• DATASET:
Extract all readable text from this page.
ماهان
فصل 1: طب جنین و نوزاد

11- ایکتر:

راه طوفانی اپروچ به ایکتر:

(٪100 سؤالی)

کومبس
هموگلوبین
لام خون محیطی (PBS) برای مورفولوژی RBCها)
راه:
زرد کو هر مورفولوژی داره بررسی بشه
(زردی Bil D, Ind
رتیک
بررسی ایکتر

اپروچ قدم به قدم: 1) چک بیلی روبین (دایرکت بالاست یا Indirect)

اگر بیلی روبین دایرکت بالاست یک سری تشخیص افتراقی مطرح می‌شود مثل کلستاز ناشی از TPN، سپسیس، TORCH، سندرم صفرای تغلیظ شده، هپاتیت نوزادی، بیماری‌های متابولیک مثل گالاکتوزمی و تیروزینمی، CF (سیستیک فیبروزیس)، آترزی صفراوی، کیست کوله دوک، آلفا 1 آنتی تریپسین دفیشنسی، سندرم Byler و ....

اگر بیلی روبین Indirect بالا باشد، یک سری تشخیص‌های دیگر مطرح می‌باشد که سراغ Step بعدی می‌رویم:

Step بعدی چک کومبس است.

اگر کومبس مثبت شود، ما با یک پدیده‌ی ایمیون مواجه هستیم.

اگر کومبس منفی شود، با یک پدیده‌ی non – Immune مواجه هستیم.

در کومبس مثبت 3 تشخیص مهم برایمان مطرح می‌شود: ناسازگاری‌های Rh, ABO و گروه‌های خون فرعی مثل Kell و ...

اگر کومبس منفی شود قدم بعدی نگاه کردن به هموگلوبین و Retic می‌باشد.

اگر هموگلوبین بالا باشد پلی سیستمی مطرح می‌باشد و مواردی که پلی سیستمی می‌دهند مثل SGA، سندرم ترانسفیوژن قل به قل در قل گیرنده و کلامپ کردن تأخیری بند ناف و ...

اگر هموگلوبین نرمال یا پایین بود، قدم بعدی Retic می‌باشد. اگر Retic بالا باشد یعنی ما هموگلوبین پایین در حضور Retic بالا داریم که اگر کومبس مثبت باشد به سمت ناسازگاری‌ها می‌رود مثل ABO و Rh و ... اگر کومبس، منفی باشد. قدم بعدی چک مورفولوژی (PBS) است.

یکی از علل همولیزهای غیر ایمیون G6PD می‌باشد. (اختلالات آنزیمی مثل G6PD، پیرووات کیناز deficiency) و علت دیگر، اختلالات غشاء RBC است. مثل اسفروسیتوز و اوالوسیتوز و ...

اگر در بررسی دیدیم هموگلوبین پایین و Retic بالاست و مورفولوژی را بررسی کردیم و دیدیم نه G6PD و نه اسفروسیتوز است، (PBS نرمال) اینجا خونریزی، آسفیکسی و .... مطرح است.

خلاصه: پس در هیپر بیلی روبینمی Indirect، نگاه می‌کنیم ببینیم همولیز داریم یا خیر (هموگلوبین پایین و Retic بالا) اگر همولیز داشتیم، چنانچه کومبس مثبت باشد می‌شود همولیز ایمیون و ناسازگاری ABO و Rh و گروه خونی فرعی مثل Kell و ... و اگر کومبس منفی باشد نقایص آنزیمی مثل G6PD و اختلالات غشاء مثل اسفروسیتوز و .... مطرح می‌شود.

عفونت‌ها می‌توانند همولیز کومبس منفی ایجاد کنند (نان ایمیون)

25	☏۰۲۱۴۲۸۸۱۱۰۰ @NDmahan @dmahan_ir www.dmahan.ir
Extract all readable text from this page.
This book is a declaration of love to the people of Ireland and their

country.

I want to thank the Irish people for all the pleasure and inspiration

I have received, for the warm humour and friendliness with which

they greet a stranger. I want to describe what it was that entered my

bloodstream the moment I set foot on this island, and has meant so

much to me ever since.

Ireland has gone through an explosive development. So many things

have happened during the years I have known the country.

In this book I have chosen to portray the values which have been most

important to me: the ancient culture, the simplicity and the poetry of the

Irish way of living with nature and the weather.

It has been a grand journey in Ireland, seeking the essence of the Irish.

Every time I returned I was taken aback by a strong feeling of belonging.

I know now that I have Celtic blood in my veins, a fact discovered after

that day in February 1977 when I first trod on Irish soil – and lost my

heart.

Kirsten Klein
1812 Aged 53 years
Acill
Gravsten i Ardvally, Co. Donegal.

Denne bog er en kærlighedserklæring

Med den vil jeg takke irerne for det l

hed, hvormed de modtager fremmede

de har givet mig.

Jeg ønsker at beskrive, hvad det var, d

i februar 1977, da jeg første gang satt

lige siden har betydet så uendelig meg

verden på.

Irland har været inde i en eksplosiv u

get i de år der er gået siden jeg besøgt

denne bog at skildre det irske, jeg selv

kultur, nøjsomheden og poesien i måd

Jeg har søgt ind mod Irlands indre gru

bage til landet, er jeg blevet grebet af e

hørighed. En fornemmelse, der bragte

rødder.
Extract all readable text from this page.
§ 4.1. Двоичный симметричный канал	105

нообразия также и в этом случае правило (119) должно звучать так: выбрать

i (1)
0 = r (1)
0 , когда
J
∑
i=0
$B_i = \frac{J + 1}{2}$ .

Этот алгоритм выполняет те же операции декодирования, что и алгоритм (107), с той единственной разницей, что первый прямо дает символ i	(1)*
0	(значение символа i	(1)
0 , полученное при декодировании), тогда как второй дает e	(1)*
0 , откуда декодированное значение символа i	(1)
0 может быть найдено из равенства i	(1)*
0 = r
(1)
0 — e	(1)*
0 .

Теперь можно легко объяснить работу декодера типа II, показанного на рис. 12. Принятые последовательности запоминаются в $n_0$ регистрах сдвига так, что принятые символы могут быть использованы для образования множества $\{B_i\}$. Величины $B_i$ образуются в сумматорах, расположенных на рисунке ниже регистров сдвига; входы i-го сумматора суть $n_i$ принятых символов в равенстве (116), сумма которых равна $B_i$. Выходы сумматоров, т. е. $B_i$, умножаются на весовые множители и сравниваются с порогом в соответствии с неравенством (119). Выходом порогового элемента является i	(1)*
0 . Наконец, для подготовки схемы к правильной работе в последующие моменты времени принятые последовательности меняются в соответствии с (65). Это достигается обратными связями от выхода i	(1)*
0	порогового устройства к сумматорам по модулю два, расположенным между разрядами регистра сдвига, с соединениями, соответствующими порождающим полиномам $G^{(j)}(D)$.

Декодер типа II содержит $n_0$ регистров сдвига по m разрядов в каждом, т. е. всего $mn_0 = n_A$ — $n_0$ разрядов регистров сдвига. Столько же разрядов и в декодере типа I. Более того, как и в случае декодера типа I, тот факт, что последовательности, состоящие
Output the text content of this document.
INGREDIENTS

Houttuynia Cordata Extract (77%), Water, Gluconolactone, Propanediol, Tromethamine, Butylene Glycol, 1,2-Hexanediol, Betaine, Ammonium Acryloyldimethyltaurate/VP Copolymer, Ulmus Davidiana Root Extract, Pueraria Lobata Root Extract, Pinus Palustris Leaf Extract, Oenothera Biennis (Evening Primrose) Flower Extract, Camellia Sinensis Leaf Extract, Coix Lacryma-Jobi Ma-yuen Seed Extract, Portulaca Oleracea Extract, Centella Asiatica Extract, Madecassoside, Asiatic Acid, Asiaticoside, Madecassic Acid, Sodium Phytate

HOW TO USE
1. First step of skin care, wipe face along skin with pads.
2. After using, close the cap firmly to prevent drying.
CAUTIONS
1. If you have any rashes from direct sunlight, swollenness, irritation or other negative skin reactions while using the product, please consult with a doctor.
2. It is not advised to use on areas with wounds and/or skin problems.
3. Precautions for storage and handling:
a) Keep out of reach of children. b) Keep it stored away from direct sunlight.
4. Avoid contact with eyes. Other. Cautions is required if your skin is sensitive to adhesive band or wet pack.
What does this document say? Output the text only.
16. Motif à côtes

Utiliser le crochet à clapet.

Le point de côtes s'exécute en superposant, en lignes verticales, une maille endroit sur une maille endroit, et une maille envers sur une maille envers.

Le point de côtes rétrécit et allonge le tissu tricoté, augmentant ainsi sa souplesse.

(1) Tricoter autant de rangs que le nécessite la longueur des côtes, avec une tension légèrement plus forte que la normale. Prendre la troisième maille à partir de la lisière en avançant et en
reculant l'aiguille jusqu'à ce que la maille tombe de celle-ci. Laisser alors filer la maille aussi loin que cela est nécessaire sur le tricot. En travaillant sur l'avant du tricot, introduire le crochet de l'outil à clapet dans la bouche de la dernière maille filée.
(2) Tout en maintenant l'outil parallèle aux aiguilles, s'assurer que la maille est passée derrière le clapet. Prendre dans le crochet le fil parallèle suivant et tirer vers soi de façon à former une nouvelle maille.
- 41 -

• INSTRUCTIONS FOR THE TASK: Reproduce exactly, with nothing added, the lines from the one that contains "What does this" to the end of the data.

• THE RESULT:
What does this document say? Output the text only.
16. Motif à côtes

Utiliser le crochet à clapet.

Le point de côtes s'exécute en superposant, en lignes verticales, une maille endroit sur une maille endroit, et une maille envers sur une maille envers.

Le point de côtes rétrécit et allonge le tissu tricoté, augmentant ainsi sa souplesse.

(1) Tricoter autant de rangs que le nécessite la longueur des côtes, avec une tension légèrement plus forte que la normale. Prendre la troisième maille à partir de la lisière en avançant et en
reculant l'aiguille jusqu'à ce que la maille tombe de celle-ci. Laisser alors filer la maille aussi loin que cela est nécessaire sur le tricot. En travaillant sur l'avant du tricot, introduire le crochet de l'outil à clapet dans la bouche de la dernière maille filée.
(2) Tout en maintenant l'outil parallèle aux aiguilles, s'assurer que la maille est passée derrière le clapet. Prendre dans le crochet le fil parallèle suivant et tirer vers soi de façon à former une nouvelle maille.
- 41 -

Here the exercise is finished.